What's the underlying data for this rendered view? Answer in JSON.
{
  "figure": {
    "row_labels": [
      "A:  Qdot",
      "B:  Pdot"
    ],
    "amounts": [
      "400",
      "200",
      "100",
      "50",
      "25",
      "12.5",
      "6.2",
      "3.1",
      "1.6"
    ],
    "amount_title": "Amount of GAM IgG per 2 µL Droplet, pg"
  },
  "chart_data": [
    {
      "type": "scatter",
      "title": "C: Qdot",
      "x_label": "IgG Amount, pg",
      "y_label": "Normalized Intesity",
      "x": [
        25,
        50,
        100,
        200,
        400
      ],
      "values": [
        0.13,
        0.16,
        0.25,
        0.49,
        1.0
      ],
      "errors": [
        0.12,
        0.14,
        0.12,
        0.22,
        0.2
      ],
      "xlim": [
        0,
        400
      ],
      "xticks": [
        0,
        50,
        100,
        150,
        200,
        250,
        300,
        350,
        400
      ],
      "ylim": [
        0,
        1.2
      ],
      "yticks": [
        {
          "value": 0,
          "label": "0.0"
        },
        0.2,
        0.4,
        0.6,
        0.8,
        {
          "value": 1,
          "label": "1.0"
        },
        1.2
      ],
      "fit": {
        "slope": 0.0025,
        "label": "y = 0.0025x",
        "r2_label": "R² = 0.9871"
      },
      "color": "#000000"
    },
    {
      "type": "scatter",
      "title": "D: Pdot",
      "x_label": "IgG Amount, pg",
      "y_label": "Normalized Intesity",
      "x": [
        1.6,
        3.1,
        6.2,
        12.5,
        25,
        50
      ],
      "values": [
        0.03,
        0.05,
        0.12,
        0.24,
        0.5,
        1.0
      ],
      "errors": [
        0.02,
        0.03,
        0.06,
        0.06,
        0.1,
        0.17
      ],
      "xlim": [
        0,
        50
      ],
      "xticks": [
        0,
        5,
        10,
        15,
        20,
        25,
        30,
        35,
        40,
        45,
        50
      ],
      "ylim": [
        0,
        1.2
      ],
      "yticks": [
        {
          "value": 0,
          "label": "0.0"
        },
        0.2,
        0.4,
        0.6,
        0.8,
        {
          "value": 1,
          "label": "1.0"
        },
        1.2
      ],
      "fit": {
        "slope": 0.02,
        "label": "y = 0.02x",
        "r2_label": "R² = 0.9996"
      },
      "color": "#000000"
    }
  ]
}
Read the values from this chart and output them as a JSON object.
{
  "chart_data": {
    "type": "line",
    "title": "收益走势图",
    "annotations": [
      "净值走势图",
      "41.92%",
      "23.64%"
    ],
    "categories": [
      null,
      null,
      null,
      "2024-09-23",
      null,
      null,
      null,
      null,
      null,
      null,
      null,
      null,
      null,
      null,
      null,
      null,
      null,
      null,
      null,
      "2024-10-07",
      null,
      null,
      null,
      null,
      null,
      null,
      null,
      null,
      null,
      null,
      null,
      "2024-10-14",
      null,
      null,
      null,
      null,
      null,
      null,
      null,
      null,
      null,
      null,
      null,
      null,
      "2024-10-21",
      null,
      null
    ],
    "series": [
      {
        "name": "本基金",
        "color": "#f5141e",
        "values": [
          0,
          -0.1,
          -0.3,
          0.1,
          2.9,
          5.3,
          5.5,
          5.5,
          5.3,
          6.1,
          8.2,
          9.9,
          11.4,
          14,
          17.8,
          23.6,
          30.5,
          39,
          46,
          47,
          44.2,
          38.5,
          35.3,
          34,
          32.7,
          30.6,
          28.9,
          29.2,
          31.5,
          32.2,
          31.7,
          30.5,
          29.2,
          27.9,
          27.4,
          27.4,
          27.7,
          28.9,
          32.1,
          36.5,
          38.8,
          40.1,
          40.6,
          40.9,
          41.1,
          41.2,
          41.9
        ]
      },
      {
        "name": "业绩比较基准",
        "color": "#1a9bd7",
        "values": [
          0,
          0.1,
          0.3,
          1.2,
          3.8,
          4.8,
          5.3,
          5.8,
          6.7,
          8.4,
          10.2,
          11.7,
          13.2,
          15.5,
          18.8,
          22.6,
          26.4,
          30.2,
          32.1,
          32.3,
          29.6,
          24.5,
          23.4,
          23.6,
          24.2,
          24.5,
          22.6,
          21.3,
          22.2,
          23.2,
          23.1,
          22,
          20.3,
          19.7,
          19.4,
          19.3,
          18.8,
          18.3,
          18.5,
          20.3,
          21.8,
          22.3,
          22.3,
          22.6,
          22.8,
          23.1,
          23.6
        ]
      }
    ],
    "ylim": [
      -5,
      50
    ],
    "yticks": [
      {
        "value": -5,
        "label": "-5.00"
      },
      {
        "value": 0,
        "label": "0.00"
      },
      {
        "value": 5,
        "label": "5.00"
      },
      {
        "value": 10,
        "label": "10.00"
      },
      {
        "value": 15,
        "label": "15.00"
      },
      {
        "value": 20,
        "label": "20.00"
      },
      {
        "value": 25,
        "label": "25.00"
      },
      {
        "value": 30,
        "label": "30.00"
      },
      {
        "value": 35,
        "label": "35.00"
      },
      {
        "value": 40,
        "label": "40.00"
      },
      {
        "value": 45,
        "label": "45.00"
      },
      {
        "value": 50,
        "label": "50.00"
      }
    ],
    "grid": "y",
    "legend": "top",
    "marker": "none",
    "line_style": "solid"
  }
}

============================================================

Brief:
Find all lines with "this" in them and copy each one.

Exercise answer:
What's the underlying data for this rendered view? Answer in JSON.
Read the values from this chart and output them as a JSON object.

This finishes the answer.